▸ **GIVEN EXERCISE**: All of the lines below are to be transcribed faithfully, with pictures excluded from the copy.

************

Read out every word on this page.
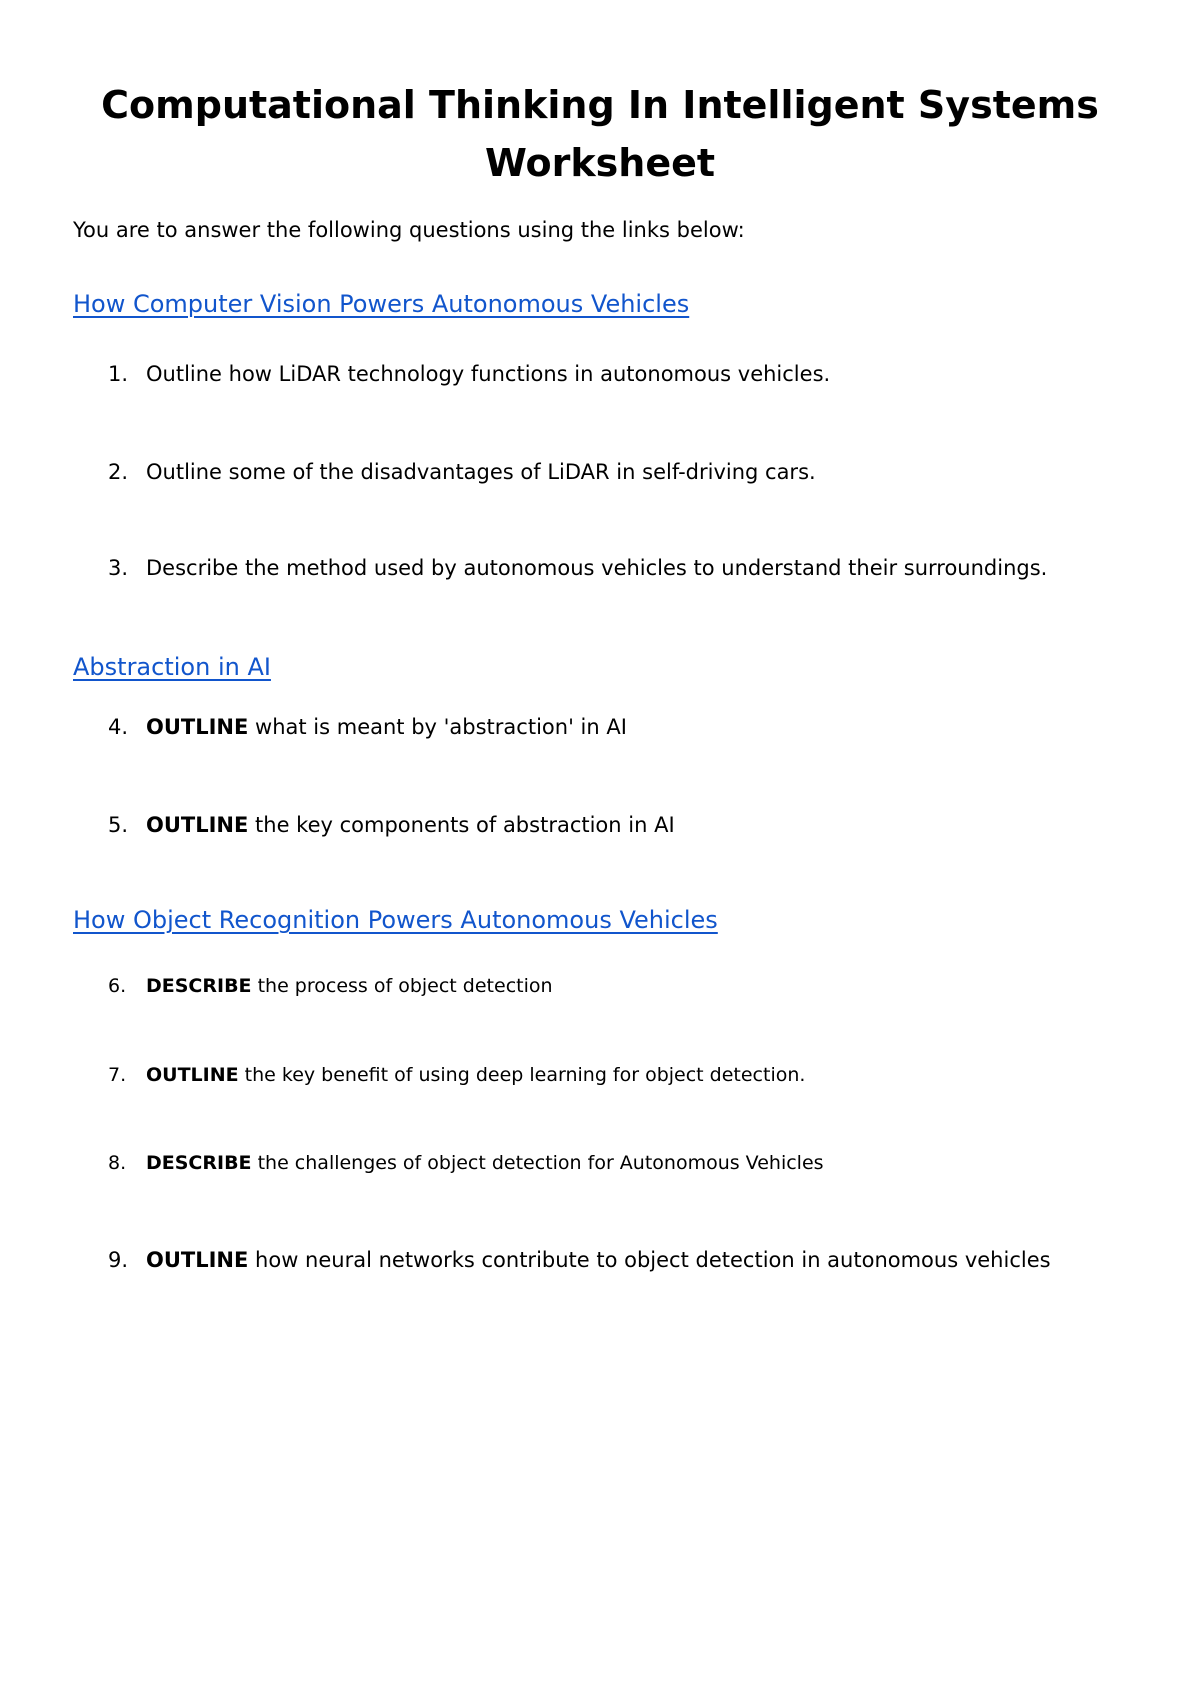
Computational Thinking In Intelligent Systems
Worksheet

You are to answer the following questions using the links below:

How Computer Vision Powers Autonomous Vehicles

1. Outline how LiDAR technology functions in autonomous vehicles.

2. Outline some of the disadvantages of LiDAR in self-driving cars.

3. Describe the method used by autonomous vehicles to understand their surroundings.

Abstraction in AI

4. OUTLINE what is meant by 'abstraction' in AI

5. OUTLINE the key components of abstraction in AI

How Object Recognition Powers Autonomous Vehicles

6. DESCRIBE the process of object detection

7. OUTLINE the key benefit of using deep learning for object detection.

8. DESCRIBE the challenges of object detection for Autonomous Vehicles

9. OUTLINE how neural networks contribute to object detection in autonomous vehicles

************

▸ **COMPLETED EXERCISE**:
Read out every word on this page.
Computational Thinking In Intelligent Systems
Worksheet

You are to answer the following questions using the links below:

How Computer Vision Powers Autonomous Vehicles

1. Outline how LiDAR technology functions in autonomous vehicles.

2. Outline some of the disadvantages of LiDAR in self-driving cars.

3. Describe the method used by autonomous vehicles to understand their surroundings.

Abstraction in AI

4. OUTLINE what is meant by 'abstraction' in AI

5. OUTLINE the key components of abstraction in AI

How Object Recognition Powers Autonomous Vehicles

6. DESCRIBE the process of object detection

7. OUTLINE the key benefit of using deep learning for object detection.

8. DESCRIBE the challenges of object detection for Autonomous Vehicles

9. OUTLINE how neural networks contribute to object detection in autonomous vehicles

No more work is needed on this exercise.